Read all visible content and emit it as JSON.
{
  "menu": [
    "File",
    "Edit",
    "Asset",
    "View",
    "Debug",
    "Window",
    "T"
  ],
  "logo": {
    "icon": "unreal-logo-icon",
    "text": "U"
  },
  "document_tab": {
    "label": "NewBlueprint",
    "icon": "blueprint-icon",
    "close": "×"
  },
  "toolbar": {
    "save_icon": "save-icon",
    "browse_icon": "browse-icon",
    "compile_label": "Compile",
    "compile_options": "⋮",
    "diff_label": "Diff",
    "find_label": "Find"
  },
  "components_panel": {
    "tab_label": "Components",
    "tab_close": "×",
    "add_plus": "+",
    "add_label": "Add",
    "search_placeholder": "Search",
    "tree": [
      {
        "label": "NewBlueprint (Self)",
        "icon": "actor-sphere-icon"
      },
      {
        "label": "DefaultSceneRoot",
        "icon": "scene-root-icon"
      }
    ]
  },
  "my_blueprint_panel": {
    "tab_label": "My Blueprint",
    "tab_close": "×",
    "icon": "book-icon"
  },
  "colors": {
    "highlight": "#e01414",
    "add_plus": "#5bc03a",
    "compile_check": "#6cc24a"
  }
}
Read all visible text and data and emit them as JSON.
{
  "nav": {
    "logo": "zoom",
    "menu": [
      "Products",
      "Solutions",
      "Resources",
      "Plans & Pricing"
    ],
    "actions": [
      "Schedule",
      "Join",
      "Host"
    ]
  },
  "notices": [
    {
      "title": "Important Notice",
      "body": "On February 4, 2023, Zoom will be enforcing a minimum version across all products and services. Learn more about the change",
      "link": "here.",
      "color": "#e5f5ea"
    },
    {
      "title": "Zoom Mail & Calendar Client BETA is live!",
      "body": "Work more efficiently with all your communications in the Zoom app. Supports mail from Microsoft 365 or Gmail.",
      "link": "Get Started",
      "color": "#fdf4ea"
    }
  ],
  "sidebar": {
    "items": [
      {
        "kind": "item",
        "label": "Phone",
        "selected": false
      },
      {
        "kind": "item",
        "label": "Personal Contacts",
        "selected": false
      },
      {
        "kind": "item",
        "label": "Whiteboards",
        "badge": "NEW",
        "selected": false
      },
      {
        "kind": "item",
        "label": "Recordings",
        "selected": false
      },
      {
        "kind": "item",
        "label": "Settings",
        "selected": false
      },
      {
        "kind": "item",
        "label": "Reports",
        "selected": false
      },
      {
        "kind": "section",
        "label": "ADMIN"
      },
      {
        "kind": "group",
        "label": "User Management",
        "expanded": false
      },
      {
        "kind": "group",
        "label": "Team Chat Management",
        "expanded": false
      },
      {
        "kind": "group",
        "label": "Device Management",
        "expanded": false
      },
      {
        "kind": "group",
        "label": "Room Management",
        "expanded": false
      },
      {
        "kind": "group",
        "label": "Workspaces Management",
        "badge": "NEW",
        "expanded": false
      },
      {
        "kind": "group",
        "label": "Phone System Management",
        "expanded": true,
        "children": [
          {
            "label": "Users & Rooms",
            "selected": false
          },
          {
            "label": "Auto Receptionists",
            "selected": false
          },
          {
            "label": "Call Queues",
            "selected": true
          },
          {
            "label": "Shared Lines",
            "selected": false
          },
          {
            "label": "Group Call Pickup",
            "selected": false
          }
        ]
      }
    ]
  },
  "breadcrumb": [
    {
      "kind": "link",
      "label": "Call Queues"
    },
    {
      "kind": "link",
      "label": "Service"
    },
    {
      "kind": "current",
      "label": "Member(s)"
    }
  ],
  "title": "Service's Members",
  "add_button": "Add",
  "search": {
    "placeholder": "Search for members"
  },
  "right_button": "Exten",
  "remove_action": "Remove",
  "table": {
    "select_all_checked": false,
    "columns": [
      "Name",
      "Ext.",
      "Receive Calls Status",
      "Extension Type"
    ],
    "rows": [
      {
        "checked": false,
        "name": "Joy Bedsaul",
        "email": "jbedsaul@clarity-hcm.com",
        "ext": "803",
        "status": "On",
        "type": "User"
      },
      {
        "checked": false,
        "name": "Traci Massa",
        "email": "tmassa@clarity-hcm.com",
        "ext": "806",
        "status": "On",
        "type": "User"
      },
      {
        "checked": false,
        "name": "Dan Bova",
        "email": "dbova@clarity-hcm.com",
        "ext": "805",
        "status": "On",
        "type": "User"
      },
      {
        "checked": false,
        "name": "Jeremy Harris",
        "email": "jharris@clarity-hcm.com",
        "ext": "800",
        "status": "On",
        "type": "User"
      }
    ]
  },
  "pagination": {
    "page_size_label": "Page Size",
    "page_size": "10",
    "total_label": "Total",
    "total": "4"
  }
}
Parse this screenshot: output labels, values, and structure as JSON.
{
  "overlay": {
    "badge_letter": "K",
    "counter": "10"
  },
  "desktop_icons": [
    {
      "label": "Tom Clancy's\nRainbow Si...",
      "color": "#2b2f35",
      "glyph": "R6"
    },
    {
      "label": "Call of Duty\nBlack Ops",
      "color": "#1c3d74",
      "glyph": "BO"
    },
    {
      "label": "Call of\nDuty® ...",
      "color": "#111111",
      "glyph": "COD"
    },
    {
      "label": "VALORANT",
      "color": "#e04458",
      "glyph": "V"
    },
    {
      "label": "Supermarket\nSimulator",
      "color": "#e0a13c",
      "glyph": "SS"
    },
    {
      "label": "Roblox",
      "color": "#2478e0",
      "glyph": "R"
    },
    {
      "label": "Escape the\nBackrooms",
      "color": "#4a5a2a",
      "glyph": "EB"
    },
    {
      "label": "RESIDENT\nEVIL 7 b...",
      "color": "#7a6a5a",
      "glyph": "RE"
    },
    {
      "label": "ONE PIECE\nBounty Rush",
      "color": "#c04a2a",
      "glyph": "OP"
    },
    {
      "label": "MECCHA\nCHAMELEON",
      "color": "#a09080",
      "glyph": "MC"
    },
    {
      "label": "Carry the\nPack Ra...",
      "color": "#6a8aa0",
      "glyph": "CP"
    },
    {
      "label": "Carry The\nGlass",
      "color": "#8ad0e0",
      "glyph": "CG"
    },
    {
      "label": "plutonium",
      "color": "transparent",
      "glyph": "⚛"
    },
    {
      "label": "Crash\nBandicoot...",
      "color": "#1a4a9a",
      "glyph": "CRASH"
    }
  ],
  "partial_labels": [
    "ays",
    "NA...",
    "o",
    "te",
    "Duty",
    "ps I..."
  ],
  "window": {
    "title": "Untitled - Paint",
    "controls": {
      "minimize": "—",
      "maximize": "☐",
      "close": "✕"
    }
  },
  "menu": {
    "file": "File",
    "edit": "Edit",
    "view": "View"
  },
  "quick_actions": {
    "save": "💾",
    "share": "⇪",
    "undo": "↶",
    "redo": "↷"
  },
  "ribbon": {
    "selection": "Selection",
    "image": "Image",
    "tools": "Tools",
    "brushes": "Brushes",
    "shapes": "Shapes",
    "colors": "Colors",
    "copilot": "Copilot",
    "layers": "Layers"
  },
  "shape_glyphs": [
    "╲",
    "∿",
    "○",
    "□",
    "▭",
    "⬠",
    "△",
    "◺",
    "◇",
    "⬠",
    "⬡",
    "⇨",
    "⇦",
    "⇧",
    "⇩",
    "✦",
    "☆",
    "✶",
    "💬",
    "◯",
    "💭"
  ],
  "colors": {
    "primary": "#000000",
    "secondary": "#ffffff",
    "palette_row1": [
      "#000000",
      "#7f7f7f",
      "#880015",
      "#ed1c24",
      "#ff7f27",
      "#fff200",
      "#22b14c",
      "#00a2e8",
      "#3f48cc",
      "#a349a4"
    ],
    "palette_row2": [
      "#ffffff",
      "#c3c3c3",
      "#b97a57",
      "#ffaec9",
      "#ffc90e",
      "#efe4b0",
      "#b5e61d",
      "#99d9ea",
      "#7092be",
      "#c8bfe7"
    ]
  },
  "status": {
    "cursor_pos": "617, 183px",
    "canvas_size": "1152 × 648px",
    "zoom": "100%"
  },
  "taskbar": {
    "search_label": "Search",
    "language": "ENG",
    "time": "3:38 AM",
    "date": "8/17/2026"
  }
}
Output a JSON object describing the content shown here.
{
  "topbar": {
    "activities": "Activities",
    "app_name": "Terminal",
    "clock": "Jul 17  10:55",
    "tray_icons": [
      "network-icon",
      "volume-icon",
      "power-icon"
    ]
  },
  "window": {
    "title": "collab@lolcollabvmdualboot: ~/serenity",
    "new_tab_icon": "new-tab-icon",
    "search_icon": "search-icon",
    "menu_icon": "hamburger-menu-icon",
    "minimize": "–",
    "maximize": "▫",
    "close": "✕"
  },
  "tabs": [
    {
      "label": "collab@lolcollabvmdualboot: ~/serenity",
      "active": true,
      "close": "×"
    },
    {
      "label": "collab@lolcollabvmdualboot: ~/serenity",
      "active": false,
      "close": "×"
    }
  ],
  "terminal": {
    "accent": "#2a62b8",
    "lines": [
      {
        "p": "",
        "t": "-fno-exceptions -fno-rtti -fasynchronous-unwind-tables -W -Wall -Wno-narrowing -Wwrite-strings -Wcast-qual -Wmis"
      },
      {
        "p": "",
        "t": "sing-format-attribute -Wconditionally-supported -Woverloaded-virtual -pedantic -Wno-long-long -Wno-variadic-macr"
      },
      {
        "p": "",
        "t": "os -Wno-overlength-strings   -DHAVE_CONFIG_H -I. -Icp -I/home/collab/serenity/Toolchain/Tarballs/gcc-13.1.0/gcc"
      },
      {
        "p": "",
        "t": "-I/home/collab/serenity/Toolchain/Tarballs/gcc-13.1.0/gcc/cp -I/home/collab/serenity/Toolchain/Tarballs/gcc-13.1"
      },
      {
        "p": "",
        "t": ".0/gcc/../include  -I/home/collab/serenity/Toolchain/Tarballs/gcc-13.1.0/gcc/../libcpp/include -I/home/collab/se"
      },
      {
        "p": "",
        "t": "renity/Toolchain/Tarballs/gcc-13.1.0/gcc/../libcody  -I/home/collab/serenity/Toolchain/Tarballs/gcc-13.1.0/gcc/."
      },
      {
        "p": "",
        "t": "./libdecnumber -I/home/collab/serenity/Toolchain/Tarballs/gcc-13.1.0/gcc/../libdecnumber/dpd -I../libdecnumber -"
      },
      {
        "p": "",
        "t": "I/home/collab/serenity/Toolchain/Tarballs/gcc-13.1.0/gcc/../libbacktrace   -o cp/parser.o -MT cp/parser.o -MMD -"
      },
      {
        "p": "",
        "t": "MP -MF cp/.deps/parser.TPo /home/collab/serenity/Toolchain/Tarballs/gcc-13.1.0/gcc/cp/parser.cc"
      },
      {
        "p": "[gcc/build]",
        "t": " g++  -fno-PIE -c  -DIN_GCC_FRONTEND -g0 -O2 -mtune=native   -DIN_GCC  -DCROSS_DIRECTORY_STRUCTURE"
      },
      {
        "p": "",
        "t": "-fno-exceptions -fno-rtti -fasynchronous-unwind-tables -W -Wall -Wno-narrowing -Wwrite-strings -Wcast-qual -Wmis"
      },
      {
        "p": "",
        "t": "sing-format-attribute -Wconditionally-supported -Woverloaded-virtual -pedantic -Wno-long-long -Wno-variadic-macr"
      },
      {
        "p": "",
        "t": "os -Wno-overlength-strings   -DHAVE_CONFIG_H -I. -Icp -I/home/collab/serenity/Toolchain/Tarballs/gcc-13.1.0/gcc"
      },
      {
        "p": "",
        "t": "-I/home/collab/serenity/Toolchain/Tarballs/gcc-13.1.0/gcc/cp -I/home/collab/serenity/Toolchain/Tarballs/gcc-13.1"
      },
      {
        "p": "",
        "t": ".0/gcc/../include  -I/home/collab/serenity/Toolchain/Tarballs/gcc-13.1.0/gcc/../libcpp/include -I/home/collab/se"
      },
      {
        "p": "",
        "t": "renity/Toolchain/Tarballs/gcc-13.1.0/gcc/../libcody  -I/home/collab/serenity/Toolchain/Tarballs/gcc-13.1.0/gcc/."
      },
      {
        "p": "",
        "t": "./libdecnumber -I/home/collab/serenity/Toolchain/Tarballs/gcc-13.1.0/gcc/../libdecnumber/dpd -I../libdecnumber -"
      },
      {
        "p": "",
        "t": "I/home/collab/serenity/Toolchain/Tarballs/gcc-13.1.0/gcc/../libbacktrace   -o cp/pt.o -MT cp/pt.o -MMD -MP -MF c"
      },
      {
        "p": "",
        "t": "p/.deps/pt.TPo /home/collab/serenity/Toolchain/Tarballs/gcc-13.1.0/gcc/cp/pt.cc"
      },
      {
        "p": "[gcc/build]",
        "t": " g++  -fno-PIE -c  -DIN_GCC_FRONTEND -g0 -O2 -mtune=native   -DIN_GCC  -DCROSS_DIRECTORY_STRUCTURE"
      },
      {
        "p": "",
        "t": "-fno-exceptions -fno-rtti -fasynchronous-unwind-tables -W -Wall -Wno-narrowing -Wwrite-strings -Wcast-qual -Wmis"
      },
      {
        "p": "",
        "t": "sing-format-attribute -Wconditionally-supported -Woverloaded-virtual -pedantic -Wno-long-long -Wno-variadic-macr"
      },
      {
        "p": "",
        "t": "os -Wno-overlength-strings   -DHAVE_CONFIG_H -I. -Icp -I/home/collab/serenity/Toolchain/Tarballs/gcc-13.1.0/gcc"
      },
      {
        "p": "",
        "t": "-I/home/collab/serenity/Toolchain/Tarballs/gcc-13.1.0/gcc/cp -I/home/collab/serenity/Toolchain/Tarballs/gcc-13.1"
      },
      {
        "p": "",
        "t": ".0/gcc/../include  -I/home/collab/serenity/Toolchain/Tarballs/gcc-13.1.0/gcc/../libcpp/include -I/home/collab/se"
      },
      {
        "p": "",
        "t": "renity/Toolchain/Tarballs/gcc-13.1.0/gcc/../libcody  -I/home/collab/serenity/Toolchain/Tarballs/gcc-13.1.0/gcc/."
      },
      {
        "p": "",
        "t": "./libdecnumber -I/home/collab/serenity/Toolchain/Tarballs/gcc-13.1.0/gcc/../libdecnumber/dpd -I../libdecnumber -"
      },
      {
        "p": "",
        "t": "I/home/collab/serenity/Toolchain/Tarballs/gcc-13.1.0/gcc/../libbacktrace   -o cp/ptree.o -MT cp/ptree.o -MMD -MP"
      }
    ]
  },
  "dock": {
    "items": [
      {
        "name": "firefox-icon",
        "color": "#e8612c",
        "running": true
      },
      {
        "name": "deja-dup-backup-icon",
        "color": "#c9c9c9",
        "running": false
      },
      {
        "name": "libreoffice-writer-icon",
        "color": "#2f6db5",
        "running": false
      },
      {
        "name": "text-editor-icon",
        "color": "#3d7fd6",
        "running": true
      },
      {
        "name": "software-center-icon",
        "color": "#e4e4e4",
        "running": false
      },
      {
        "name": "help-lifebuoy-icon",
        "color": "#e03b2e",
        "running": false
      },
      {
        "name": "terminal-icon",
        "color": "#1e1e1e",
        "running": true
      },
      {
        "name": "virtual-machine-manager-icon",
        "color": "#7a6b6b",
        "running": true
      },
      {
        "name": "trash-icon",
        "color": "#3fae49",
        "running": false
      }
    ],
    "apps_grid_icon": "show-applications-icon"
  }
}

_ _ _

§ **OBJECTIVE**
Lines from the records above that hold "title" are the ones to list.

§ **WORKED SOLUTION**
      "title": "Important Notice",
      "title": "Zoom Mail & Calendar Client BETA is live!",
  "title": "Service's Members",
    "title": "Untitled - Paint",
    "title": "collab@lolcollabvmdualboot: ~/serenity",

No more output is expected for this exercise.